● **Trecho do texto**
※ ※ ※
Reflexão para o Ano Novo: O valor de pai e mãe

Criado por Letícia Castro em em 31/12/2009

Do que você é feito? De onde vem e do que é constituído? Já parou para pensar que, muito além de informação genética, você tem hábitos, gestos e maneiras de seus pais? Já fez o teste de ficar se olhando no espelho para tentar reconhecer quais traços tem de um e de outro? Eu já, e olha que no meu caso é um pouco mais complicado. Os olhos são da minha mãe, sem dúvida (o mau gênio também…). Dizem que a boca é pequena como a do meu pai e tenho o ar dele, mas o melhor elogio que ja recebi na vida em relação a ser parecida com ele foi quando ganhei uma queda-de-braço com um vendedor de móveis, que me disse: você é filha do “Seu” Ronaldo mesmo!
※ ※ ※
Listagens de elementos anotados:

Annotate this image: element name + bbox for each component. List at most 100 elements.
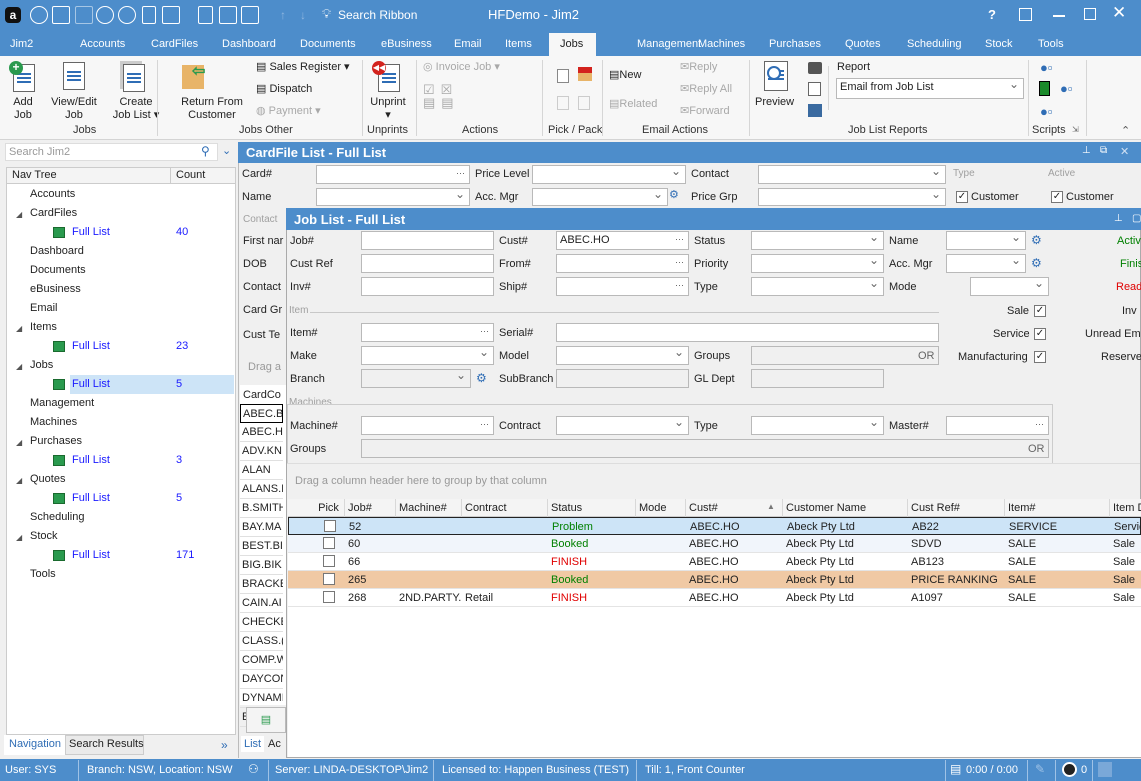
tab-accounts[interactable]: Accounts (80, 38, 125, 50)
cardfile-row[interactable]: DAYCON (240, 670, 283, 689)
name-select[interactable] (946, 231, 1026, 250)
search-icon[interactable]: ⚲ (201, 144, 210, 158)
acc-mgr-select[interactable] (946, 254, 1026, 273)
report-icon[interactable] (219, 6, 237, 24)
cardfile-icon[interactable] (52, 6, 70, 24)
gl-dept-input[interactable] (751, 369, 884, 388)
add-card-button[interactable]: ▤ (246, 707, 286, 733)
transfer-icon[interactable] (75, 6, 93, 24)
tab-scheduling[interactable]: Scheduling (907, 38, 961, 50)
name-select[interactable] (316, 188, 470, 206)
status-select[interactable] (751, 231, 884, 250)
price-level-select[interactable] (532, 165, 686, 184)
script-icon[interactable]: ●▫ (1040, 60, 1052, 75)
minimize-button[interactable] (1053, 15, 1065, 17)
chevron-down-icon[interactable]: ⌄ (222, 144, 231, 157)
tab-quotes[interactable]: Quotes (845, 38, 880, 50)
preview-button[interactable]: Preview (755, 96, 794, 109)
nav-item-full-list[interactable] (0, 451, 234, 470)
cardfile-row[interactable]: B.SMITH (240, 499, 283, 518)
cardfile-row[interactable]: DYNAMI (240, 689, 283, 708)
service-checkbox[interactable]: ✓ (1034, 328, 1046, 340)
model-select[interactable] (556, 346, 689, 365)
tab-tools[interactable]: Tools (1038, 38, 1064, 50)
payment-button[interactable]: ◍ Payment ▾ (256, 105, 321, 118)
cardfile-row[interactable]: CHECKE (240, 613, 283, 632)
tab-search-results[interactable]: Search Results (65, 735, 144, 755)
col-item-d[interactable]: Item D (1110, 499, 1141, 517)
more-button[interactable]: » (221, 738, 228, 752)
dispatch-button[interactable]: ▤ Dispatch (256, 83, 312, 96)
cardfile-row[interactable]: BIG.BIK (240, 556, 283, 575)
pick-checkbox[interactable] (323, 591, 335, 603)
type-select[interactable] (751, 277, 884, 296)
manufacturing-checkbox[interactable]: ✓ (1034, 351, 1046, 363)
cust-ref-input[interactable] (361, 254, 494, 273)
arrow-up-icon[interactable]: ↑ (280, 8, 286, 22)
cardfile-row[interactable]: ALANS.I (240, 480, 283, 499)
gear-icon[interactable]: ⚙ (669, 188, 679, 201)
close-button[interactable]: ✕ (1112, 3, 1126, 23)
users-icon[interactable]: ⚇ (248, 762, 259, 776)
pick-checkbox[interactable] (323, 555, 335, 567)
col-machine-[interactable]: Machine# (396, 499, 462, 517)
script-run-icon[interactable] (1039, 81, 1050, 96)
cardfile-row[interactable]: BRACKE (240, 575, 283, 594)
fax-icon[interactable] (808, 104, 822, 117)
pin-icon[interactable]: ⊥ (1114, 213, 1123, 224)
subbranch-input[interactable] (556, 369, 689, 388)
calculator-icon[interactable] (142, 6, 156, 24)
tasks-icon[interactable]: ✎ (1035, 762, 1045, 776)
print-icon[interactable] (808, 62, 822, 74)
cardfile-row[interactable]: ADV.KN (240, 442, 283, 461)
col-status[interactable]: Status (548, 499, 636, 517)
tab-documents[interactable]: Documents (300, 38, 356, 50)
nav-item-full-list[interactable] (0, 337, 234, 356)
table-row[interactable]: 265 Booked ABEC.HO Abeck Pty Ltd PRICE RANKI… (288, 571, 1141, 589)
float-icon[interactable]: ⧉ (1100, 145, 1107, 156)
tab-list[interactable]: List (241, 736, 265, 752)
gear-icon[interactable]: ⚙ (1031, 233, 1042, 247)
gear-icon[interactable]: ⚙ (476, 371, 487, 385)
clock-icon[interactable] (1062, 762, 1077, 777)
collapse-ribbon-button[interactable]: ⌃ (1121, 124, 1130, 137)
timesheet-icon[interactable]: ▤ (950, 762, 961, 776)
help-button[interactable]: ? (988, 7, 996, 22)
unprint-button[interactable]: Unprint ▾ (366, 96, 410, 122)
pick-checkbox[interactable] (323, 537, 335, 549)
job-no-input[interactable] (361, 231, 494, 250)
expand-icon[interactable]: ◢ (16, 205, 22, 224)
col-customer-name[interactable]: Customer Name (783, 499, 908, 517)
clock-back-icon[interactable] (118, 6, 136, 24)
pick-disabled-icon[interactable] (557, 96, 569, 110)
pin-icon[interactable]: ⊥ (1082, 145, 1091, 156)
cardfile-row[interactable]: ABEC.H (240, 423, 283, 442)
nav-item-full-list[interactable] (0, 546, 234, 565)
col-item-[interactable]: Item# (1005, 499, 1110, 517)
cardfile-row[interactable]: ABEC.BI (240, 404, 283, 423)
tab-email[interactable]: Email (454, 38, 482, 50)
forward-button[interactable]: ✉Forward (680, 105, 730, 118)
table-row[interactable]: 52 Problem ABEC.HO Abeck Pty Ltd AB22 SERVICE… (288, 517, 1141, 535)
related-email-button[interactable]: ▤Related (609, 98, 657, 111)
branch-select[interactable] (361, 369, 471, 388)
col-contract[interactable]: Contract (462, 499, 548, 517)
from-no-input[interactable] (556, 254, 689, 273)
groups-input[interactable] (751, 346, 939, 365)
cardfile-row[interactable]: BAY.MA (240, 518, 283, 537)
copy-icon[interactable] (808, 82, 821, 96)
tab-navigation[interactable]: Navigation (4, 735, 65, 755)
expand-icon[interactable]: ◢ (16, 357, 22, 376)
new-email-button[interactable]: ▤New (609, 69, 641, 82)
clipboard-icon[interactable] (198, 6, 213, 24)
priority-select[interactable] (751, 254, 884, 273)
tab-dashboard[interactable]: Dashboard (222, 38, 276, 50)
cardfile-row[interactable]: CLASS.( (240, 632, 283, 651)
float-icon[interactable]: ▢ (1132, 213, 1141, 224)
reply-button[interactable]: ✉Reply (680, 61, 717, 74)
sale-checkbox[interactable]: ✓ (1034, 305, 1046, 317)
close-icon[interactable]: ✕ (1120, 145, 1129, 158)
tab-management[interactable]: Management (637, 38, 701, 50)
tab-jim2[interactable]: Jim2 (10, 38, 33, 50)
tab-ebusiness[interactable]: eBusiness (381, 38, 432, 50)
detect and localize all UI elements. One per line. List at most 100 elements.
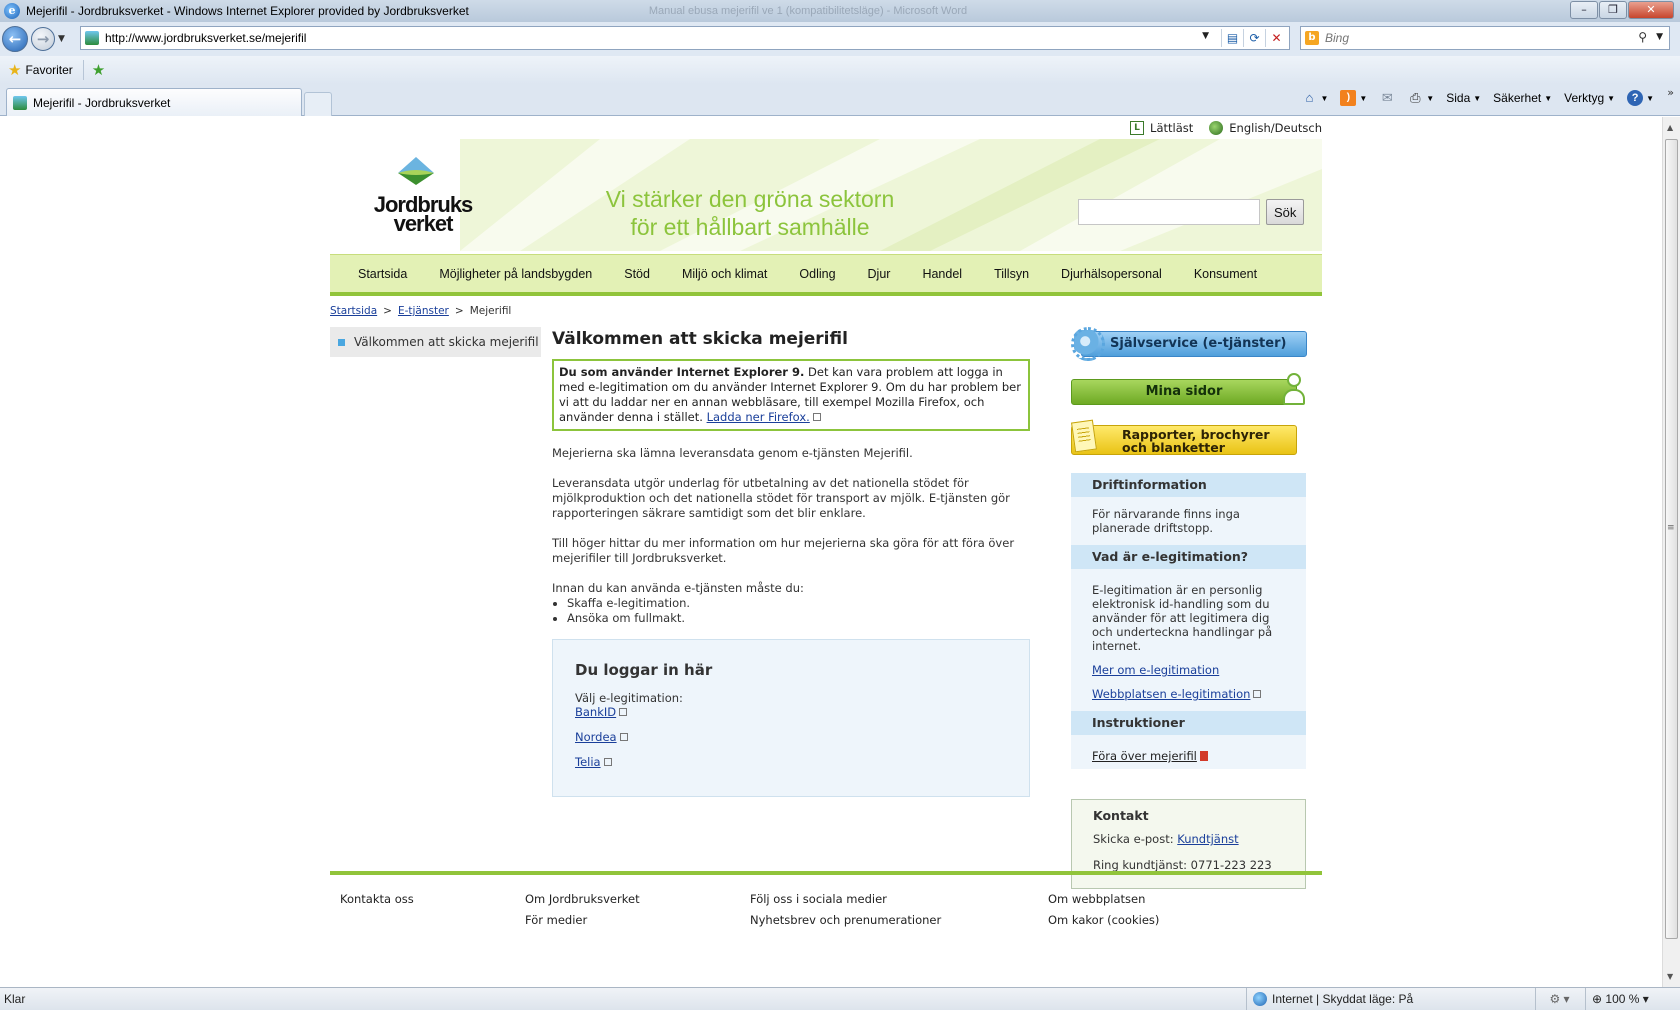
my-pages-label: Mina sidor: [1071, 379, 1297, 405]
nav-handel[interactable]: Handel: [922, 267, 962, 281]
print-button[interactable]: ⎙ ▼: [1407, 90, 1434, 106]
info-panel: Driftinformation För närvarande finns in…: [1071, 473, 1306, 769]
tools-menu[interactable]: Verktyg ▼: [1564, 91, 1615, 105]
my-pages-button[interactable]: Mina sidor: [1071, 373, 1323, 413]
page-menu[interactable]: Sida ▼: [1446, 91, 1481, 105]
instructions-section: Föra över mejerifil: [1071, 735, 1306, 769]
home-button[interactable]: ⌂ ▼: [1301, 90, 1329, 106]
footer-cookies-link[interactable]: Om kakor (cookies): [1048, 910, 1159, 931]
background-window-title: Manual ebusa mejerifil ve 1 (kompatibili…: [648, 5, 968, 17]
footer-newsletter-link[interactable]: Nyhetsbrev och prenumerationer: [750, 910, 941, 931]
site-search-button[interactable]: Sök: [1266, 199, 1305, 225]
zoom-level[interactable]: ⊕ 100 % ▾: [1585, 987, 1649, 1010]
protected-mode-icon[interactable]: ⚙ ▾: [1535, 987, 1583, 1010]
rss-icon: ): [1340, 90, 1357, 106]
nav-miljo-klimat[interactable]: Miljö och klimat: [682, 267, 767, 281]
elegit-website-link[interactable]: Webbplatsen e-legitimation: [1092, 687, 1250, 701]
scroll-down-icon[interactable]: ▼: [1667, 972, 1673, 981]
search-input[interactable]: [1325, 31, 1625, 45]
left-nav-label: Välkommen att skicka mejerifil: [354, 335, 539, 349]
zone-label: Internet | Skyddat läge: På: [1272, 992, 1414, 1006]
back-button[interactable]: ←: [2, 26, 28, 52]
breadcrumb-separator: >: [454, 305, 464, 317]
new-tab-button[interactable]: [304, 92, 332, 116]
nav-konsument[interactable]: Konsument: [1194, 267, 1257, 281]
languages-link[interactable]: English/Deutsch: [1209, 121, 1322, 135]
drift-text: För närvarande finns inga planerade drif…: [1092, 507, 1240, 535]
nav-odling[interactable]: Odling: [799, 267, 835, 281]
self-service-label: Självservice (e-tjänster): [1081, 331, 1307, 357]
minimize-button[interactable]: –: [1570, 1, 1598, 19]
breadcrumb-eservices-link[interactable]: E-tjänster: [398, 305, 449, 317]
elegit-section: E-legitimation är en personlig elektroni…: [1071, 569, 1306, 711]
compatibility-view-icon[interactable]: ▤: [1221, 29, 1243, 47]
reports-button[interactable]: Rapporter, brochyrer och blanketter: [1071, 419, 1323, 459]
address-dropdown-icon[interactable]: ▼: [1202, 31, 1209, 41]
nav-stod[interactable]: Stöd: [624, 267, 650, 281]
easy-read-link[interactable]: L Lättläst: [1130, 121, 1193, 135]
main-navigation: Startsida Möjligheter på landsbygden Stö…: [330, 254, 1322, 296]
favorites-button[interactable]: Favoriter: [25, 63, 72, 77]
reports-line2: och blanketter: [1122, 440, 1225, 455]
vertical-scrollbar[interactable]: ▲ ≡ ▼: [1662, 117, 1680, 987]
status-bar: Klar Internet | Skyddat läge: På ⚙ ▾ ⊕ 1…: [0, 987, 1680, 1010]
tab-mejerifil[interactable]: Mejerifil - Jordbruksverket: [6, 88, 302, 116]
footer-column-1: Kontakta oss: [340, 889, 414, 910]
read-mail-button[interactable]: ✉: [1379, 90, 1395, 106]
site-search-input[interactable]: [1078, 199, 1260, 225]
download-firefox-link[interactable]: Ladda ner Firefox.: [707, 410, 810, 424]
scrollbar-thumb[interactable]: [1665, 139, 1678, 939]
jordbruksverket-logo[interactable]: Jordbruks verket: [368, 155, 473, 235]
nav-startsida[interactable]: Startsida: [358, 267, 407, 281]
security-zone[interactable]: Internet | Skyddat läge: På: [1246, 987, 1414, 1010]
footer-column-3: Följ oss i sociala medier Nyhetsbrev och…: [750, 889, 941, 931]
footer-contact-link[interactable]: Kontakta oss: [340, 889, 414, 910]
search-box[interactable]: b ⚲ ▼: [1300, 26, 1670, 50]
footer-about-link[interactable]: Om Jordbruksverket: [525, 889, 640, 910]
feeds-button[interactable]: ) ▼: [1340, 90, 1367, 106]
elegit-text: E-legitimation är en personlig elektroni…: [1092, 583, 1273, 653]
bing-icon: b: [1305, 31, 1319, 45]
window-title: Mejerifil - Jordbruksverket - Windows In…: [26, 4, 469, 18]
address-bar[interactable]: http://www.jordbruksverket.se/mejerifil …: [80, 26, 1290, 50]
scroll-up-icon[interactable]: ▲: [1667, 123, 1673, 132]
left-nav-item-welcome[interactable]: Välkommen att skicka mejerifil: [330, 327, 541, 357]
person-icon: [1283, 373, 1305, 407]
page-viewport: L Lättläst English/Deutsch Jordbruks ver…: [0, 117, 1662, 987]
tab-label: Mejerifil - Jordbruksverket: [33, 95, 171, 110]
login-title: Du loggar in här: [575, 661, 713, 679]
nav-djurhalsopersonal[interactable]: Djurhälsopersonal: [1061, 267, 1162, 281]
maximize-button[interactable]: ❐: [1599, 1, 1627, 19]
bankid-link[interactable]: BankID: [575, 705, 616, 719]
chevron-double-right-icon[interactable]: »: [1667, 86, 1674, 99]
nav-tillsyn[interactable]: Tillsyn: [994, 267, 1029, 281]
stop-icon[interactable]: ✕: [1265, 29, 1287, 47]
recent-pages-dropdown-icon[interactable]: ▼: [58, 34, 65, 44]
safety-menu[interactable]: Säkerhet ▼: [1493, 91, 1552, 105]
status-text: Klar: [4, 992, 26, 1006]
languages-label: English/Deutsch: [1229, 121, 1322, 135]
telia-link[interactable]: Telia: [575, 755, 601, 769]
help-button[interactable]: ? ▼: [1627, 90, 1654, 106]
nav-djur[interactable]: Djur: [868, 267, 891, 281]
nordea-link[interactable]: Nordea: [575, 730, 617, 744]
address-url[interactable]: http://www.jordbruksverket.se/mejerifil: [105, 31, 306, 45]
add-favorite-icon[interactable]: ★: [92, 61, 105, 79]
transfer-file-link[interactable]: Föra över mejerifil: [1092, 749, 1197, 763]
forward-button[interactable]: →: [31, 27, 55, 51]
favorites-star-icon[interactable]: ★: [8, 61, 21, 79]
more-elegit-link[interactable]: Mer om e-legitimation: [1092, 663, 1219, 677]
printer-icon: ⎙: [1410, 90, 1421, 105]
nav-mojligheter[interactable]: Möjligheter på landsbygden: [439, 267, 592, 281]
customer-service-link[interactable]: Kundtjänst: [1177, 832, 1238, 846]
delivery-data-paragraph: Leveransdata utgör underlag för utbetaln…: [552, 476, 1010, 520]
search-icon[interactable]: ⚲: [1638, 30, 1647, 44]
footer-website-link[interactable]: Om webbplatsen: [1048, 889, 1159, 910]
refresh-icon[interactable]: ⟳: [1243, 29, 1265, 47]
self-service-button[interactable]: Självservice (e-tjänster): [1071, 327, 1323, 361]
search-provider-dropdown-icon[interactable]: ▼: [1656, 32, 1663, 42]
close-window-button[interactable]: ✕: [1628, 1, 1674, 19]
breadcrumb-home-link[interactable]: Startsida: [330, 305, 377, 317]
footer-media-link[interactable]: För medier: [525, 910, 640, 931]
footer-social-link[interactable]: Följ oss i sociala medier: [750, 889, 941, 910]
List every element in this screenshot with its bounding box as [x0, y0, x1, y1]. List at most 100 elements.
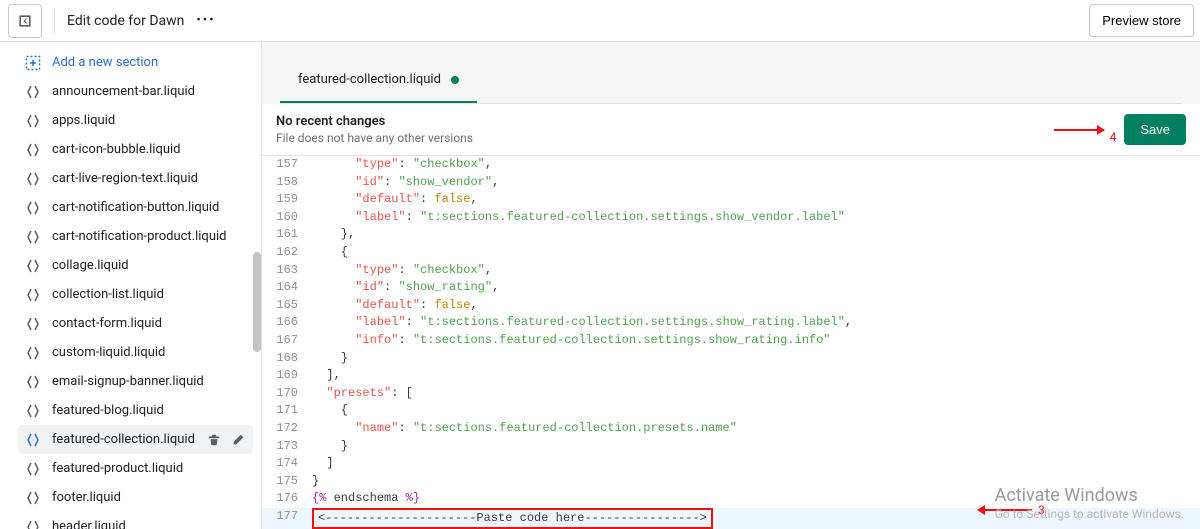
※ ※ ※
● **Tarefa do exercício**
Por favor, dê continuidade à reflexão sobre o valor de pai e mãe, começando logo depois da última frase apresentada.

● **Resultado do exercício**
Durante bom tempo da minha vida, meu pai foi vendedor de livros. Jurídicos. Se isso não me influenciou, não sei mais o que poderia, pois ao meu tempo virei jornalista. E me casei com um advogado. Minha mãe foi quem me ensinou a ler, antes de entrar para a escola. E os dois foram moldando meu caráter e meu modo de ser, de agir. Logo de cara, me ensinaram que eu tinha que me virar sozinha. Nunca me esqueço de um dia, numa velha infância, em que briguei com um garoto e ele me bateu. Briguenta como eu só, não entendo por que não me defendi naquela ocasião, voltei para casa chorando e contei tudo para a minha mãe. E ela me disse da porta de casa mesmo, sem me deixar entrar: volta lá e vai resolver seu problema com ele. E se ainda voltar chorando, eu te bato! Doce jeito espanhol… Voltei, contei tudo indignada ao pai da criatura. Quebrei a cara, mas saí fortalecida.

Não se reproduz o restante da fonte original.